WHAT IS EXPECTED>
Determine the number of lines in the data that include the word "document", and write only that number.

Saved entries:
· · · ·

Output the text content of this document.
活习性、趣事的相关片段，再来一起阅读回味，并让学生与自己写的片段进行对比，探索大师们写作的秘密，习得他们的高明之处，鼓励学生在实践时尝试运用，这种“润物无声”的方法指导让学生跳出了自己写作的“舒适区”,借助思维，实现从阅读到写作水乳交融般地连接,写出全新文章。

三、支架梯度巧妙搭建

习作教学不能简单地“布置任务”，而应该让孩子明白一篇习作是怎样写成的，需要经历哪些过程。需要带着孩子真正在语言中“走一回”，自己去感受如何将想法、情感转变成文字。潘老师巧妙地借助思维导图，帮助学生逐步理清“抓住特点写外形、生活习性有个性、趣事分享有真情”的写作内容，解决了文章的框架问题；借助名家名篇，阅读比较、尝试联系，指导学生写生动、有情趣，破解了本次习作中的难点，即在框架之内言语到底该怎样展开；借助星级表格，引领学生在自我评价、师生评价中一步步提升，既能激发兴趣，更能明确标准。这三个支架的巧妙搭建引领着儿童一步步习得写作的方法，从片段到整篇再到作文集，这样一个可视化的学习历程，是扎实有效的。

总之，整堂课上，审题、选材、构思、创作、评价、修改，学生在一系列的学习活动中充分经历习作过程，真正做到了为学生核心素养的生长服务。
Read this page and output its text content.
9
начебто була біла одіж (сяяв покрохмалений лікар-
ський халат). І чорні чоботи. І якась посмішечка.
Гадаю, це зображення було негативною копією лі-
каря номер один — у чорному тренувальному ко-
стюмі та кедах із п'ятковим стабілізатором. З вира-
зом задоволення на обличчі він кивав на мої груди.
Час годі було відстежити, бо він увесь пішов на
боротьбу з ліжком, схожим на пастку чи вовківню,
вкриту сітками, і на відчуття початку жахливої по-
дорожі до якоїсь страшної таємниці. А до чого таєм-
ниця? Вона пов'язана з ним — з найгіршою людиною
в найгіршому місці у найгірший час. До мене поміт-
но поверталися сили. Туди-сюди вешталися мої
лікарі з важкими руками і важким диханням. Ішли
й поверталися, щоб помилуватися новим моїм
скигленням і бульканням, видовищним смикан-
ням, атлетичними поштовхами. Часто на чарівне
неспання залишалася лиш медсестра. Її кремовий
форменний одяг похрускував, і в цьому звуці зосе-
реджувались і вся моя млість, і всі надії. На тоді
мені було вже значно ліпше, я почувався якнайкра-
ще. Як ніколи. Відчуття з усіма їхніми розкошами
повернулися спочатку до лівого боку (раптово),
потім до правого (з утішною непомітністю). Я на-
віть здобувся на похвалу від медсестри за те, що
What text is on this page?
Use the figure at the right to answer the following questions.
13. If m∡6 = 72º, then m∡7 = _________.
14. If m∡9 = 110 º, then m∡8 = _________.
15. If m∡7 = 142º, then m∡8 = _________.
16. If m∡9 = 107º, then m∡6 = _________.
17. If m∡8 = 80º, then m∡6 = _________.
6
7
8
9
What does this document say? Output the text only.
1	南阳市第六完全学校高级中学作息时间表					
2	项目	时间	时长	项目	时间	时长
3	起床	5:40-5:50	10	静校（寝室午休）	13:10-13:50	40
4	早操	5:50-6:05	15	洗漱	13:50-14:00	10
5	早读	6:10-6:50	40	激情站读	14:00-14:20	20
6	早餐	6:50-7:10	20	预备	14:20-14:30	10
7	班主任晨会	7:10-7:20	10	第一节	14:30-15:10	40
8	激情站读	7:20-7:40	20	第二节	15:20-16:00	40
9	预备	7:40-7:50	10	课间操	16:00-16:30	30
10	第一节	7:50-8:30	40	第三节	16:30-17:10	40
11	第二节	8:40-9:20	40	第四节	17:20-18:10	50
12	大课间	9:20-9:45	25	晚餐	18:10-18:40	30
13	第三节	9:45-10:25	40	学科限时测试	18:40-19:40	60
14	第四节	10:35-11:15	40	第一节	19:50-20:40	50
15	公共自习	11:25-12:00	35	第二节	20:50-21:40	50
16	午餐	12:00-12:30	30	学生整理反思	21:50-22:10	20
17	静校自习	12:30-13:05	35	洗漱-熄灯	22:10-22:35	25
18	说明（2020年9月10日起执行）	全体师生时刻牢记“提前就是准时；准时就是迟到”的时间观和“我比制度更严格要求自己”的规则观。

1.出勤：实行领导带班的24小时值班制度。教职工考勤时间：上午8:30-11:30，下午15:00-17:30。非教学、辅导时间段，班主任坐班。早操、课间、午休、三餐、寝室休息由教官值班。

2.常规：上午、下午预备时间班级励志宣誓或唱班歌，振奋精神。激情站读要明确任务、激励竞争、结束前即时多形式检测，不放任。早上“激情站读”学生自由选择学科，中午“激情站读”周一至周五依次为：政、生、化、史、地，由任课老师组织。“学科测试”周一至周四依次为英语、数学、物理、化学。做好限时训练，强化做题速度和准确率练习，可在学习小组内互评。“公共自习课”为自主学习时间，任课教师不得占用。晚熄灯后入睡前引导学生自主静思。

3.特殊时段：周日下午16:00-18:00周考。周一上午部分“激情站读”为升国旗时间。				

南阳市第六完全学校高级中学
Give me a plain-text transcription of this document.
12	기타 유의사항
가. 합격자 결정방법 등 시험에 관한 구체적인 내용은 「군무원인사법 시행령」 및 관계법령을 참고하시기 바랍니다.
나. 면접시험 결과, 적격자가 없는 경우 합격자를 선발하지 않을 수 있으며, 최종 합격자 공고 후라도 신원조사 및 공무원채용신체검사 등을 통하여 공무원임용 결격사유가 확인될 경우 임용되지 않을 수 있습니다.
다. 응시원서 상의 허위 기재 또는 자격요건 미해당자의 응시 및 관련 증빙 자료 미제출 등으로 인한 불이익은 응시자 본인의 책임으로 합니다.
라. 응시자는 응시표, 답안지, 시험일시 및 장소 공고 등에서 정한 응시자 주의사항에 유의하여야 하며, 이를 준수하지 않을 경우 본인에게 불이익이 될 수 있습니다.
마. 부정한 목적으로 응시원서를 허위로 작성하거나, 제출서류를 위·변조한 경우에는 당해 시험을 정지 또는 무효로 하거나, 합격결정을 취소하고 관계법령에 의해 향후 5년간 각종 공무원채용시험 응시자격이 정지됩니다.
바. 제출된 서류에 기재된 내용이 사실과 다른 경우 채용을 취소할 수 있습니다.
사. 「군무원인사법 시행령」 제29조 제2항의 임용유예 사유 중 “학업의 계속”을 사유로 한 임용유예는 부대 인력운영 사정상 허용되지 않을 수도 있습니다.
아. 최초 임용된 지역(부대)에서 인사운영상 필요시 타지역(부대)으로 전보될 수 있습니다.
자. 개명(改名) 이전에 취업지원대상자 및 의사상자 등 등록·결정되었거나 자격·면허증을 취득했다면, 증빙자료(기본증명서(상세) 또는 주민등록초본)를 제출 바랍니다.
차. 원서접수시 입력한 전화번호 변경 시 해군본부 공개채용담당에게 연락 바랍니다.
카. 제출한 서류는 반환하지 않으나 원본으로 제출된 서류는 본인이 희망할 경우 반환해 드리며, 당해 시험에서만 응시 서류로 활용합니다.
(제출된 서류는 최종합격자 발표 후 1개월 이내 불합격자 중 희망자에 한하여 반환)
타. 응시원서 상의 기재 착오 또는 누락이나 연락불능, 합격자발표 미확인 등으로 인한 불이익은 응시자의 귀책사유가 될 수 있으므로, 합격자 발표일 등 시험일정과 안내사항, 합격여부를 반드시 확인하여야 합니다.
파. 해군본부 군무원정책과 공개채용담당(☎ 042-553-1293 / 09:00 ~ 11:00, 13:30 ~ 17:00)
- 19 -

· · · ·

TASK RESULT>
3